* _REQUEST_
Identify all lines of the data containing the string "благодаря" and copy them.

* _GIVEN ENTRIES_
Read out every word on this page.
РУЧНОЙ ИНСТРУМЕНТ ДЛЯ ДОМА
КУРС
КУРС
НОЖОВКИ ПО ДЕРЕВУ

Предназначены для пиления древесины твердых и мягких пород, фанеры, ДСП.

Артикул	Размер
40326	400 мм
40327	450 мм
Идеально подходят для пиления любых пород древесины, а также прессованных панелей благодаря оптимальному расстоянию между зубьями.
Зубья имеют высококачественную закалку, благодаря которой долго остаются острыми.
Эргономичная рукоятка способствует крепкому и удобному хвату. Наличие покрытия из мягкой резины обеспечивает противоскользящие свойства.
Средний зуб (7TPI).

* _TASK SOLUTION_
Идеально подходят для пиления любых пород древесины, а также прессованных панелей благодаря оптимальному расстоянию между зубьями.
Зубья имеют высококачественную закалку, благодаря которой долго остаются острыми.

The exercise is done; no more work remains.